* Recorded data *
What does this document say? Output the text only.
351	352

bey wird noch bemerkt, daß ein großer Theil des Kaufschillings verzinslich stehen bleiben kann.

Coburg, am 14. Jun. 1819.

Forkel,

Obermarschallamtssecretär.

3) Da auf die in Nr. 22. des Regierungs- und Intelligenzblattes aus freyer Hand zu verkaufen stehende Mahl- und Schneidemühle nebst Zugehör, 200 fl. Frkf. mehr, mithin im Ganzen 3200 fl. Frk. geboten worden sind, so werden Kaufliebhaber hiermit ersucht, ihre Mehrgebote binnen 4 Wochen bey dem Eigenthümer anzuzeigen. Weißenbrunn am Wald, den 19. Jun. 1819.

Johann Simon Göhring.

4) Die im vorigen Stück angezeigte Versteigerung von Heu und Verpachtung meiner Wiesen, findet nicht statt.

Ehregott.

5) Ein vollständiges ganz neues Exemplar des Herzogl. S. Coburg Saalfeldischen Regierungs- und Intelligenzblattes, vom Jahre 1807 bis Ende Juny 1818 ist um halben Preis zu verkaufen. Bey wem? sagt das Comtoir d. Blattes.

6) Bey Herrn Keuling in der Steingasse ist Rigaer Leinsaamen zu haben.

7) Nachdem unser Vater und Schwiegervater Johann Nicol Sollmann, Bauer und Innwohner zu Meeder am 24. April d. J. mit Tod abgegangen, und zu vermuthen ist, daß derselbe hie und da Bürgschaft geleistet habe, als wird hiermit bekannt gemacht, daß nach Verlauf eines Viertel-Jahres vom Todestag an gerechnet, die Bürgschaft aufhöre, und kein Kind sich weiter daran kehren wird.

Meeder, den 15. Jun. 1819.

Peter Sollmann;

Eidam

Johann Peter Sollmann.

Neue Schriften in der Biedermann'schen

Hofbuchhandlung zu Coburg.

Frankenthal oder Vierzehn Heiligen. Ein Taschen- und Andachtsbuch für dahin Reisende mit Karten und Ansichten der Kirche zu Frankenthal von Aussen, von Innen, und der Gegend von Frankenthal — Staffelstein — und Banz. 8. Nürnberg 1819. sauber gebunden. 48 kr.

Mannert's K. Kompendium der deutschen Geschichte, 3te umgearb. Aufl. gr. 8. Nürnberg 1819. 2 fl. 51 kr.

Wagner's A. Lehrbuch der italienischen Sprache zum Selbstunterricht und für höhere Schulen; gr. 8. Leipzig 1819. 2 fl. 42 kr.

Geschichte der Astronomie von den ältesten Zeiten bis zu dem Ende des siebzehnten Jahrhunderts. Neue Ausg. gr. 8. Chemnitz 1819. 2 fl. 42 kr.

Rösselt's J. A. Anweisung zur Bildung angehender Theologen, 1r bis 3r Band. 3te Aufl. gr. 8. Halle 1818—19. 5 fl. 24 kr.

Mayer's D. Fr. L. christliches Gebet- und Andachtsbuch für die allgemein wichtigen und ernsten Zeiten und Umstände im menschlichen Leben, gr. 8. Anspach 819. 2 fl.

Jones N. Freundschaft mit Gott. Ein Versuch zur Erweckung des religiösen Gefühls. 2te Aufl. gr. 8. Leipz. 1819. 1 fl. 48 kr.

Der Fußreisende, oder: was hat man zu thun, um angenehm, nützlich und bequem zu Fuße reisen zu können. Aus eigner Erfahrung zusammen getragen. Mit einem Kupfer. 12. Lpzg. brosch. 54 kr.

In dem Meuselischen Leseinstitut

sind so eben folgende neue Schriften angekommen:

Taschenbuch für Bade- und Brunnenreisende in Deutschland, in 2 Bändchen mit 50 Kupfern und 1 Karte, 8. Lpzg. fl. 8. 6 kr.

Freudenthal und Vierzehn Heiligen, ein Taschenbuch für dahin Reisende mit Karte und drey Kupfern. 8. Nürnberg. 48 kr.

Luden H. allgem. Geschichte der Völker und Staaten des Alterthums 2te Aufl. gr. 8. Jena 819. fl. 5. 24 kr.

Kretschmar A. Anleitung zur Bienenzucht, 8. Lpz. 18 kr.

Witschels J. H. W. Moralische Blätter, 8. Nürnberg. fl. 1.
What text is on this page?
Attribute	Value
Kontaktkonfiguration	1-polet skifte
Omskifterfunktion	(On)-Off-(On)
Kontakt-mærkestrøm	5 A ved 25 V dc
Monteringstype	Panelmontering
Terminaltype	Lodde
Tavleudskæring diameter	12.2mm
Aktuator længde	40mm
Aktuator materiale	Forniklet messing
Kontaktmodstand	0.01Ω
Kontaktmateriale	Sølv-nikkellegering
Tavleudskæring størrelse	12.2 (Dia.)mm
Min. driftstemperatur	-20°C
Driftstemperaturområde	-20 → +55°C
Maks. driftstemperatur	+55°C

* Directions *
Copy each line containing the word "Schriften" from the data.

* Exercise solution *
Neue Schriften in der Biedermann'schen
sind so eben folgende neue Schriften angekommen:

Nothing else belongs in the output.